(Extrait du texte):
=======

Des solutions à portée de main.

Qui offre des solutions possibles pour l’Afrique. Première piste de l’économiste : s’ouvrir au commerce extérieur et aux investissements directs étrangers. À l’heure actuelle, l’Afrique ne représente que 1% des échanges mondiaux alors qu’elle est proche d’un marché de taille, le marché européen. «Une réelle insertion dans le commerce international suppose un contexte politique et juridique stable, ainsi que des droits de propriété garantis». Autre piste : supprimer les subventions massives que les gouvernements américain et européens accordent à leurs agriculteurs. «Les paysans africains pourraient ainsi accéder aux marchés mondiaux et vivre de leur production. Ce qui serait beaucoup plus efficace que de leur octroyer des aides au développement», notait-elle. Enfin, plutôt que de se financer par des prêts à taux réduits, Dambisa Moyo suggère que les États africains se financent par émissions d’obligations sur les marchés de capitaux : « Ceci les pousserait à respecter une discipline plus stricte : ils devraient convaincre les investisseurs de leur solidité financière ». Derrière l’ensemble des propositions avancées par Dambisa Moyo transparaît une priorité unique : le respect des droits de propriété. Selon elle, cette recette fonctionne, ainsi que l’illustre le cas du Botswana, qui fait figure d’exception en Afrique.

Entre 1968 et 2001, la croissance moyenne y a été de 6,8% en raison des politiques favorisant la liberté économique : ouverture des marchés à la concurrence internationale, politique monétaire non inflationniste, pression fiscale modérée. « Il n’y a donc pas de fatalité concernant l’Afrique », martèle cette économiste. Avec précision et clarté, Dambisa Moyo montre la voie à suivre pour permettre un réel développement.

=======

(Données fournies):
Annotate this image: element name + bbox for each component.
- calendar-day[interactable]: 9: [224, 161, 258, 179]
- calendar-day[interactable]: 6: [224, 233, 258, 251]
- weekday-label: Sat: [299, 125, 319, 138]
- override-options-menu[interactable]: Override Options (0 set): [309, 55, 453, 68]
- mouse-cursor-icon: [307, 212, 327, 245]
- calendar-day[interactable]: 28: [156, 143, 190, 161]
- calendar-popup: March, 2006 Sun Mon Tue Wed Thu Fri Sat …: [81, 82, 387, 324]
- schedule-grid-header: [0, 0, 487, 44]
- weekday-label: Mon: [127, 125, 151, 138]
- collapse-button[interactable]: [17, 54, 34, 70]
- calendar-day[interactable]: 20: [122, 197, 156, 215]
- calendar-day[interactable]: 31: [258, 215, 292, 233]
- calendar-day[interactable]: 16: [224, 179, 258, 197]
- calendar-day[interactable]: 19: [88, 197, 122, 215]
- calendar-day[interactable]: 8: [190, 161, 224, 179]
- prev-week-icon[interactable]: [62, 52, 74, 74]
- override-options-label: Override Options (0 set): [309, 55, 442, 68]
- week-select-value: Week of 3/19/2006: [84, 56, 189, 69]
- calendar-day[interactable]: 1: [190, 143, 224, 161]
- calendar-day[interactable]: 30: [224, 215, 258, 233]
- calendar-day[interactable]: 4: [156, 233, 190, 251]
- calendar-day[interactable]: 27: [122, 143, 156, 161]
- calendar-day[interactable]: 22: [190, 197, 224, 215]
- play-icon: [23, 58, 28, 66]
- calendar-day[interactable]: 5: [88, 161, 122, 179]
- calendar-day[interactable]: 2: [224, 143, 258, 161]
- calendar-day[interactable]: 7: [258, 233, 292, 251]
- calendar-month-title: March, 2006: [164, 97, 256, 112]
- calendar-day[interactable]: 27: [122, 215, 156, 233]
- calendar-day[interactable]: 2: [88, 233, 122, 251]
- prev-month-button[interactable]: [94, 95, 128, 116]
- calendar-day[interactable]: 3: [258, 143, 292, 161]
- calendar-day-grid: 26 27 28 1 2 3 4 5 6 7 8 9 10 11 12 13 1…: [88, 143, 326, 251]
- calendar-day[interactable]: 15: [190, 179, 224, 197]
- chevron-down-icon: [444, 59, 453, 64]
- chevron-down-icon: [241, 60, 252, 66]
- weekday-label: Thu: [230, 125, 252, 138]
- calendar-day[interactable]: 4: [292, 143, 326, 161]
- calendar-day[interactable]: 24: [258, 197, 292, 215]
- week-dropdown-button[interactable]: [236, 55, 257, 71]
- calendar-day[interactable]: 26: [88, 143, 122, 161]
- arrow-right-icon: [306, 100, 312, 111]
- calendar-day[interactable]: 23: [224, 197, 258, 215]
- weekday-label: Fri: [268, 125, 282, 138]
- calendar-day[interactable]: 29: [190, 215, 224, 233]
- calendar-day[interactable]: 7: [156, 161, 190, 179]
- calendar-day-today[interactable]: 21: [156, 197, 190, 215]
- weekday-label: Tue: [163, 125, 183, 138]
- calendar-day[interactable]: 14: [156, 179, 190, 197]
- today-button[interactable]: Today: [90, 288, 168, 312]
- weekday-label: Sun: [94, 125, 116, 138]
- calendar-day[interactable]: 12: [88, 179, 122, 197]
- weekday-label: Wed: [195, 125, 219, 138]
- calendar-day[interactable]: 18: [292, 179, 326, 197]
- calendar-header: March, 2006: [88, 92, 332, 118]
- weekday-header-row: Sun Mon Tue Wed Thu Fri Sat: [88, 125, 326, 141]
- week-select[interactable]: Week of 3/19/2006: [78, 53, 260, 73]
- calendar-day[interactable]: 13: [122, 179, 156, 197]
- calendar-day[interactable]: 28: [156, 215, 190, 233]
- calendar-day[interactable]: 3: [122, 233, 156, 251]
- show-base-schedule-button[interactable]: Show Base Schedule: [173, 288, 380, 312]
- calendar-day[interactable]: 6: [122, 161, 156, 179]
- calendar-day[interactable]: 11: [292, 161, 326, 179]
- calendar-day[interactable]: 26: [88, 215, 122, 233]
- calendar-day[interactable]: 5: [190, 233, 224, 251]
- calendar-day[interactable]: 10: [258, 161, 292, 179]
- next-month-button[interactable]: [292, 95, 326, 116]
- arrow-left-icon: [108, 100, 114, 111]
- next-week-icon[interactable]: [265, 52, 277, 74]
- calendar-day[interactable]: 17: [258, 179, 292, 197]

=======

(À faire):
A. Énumérez les politiques favorisant la liberté économique auxquelles l'extrait attribue la croissance moyenne du Botswana entre 1968 et 2001.
B. Recopiez, s'il vous plaît, le passage de l'extrait qui commence à « Entre 1968 et » et se termine à « un réel développement. ».
Les enregistrements ne servent à rien ici.

(Corrigé):
A.
- ouverture des marchés à la concurrence internationale
- politique monétaire non inflationniste
- pression fiscale modérée

B.
Entre 1968 et 2001, la croissance moyenne y a été de 6,8% en raison des politiques favorisant la liberté économique : ouverture des marchés à la concurrence internationale, politique monétaire non inflationniste, pression fiscale modérée. « Il n’y a donc pas de fatalité concernant l’Afrique », martèle cette économiste. Avec précision et clarté, Dambisa Moyo montre la voie à suivre pour permettre un réel développement.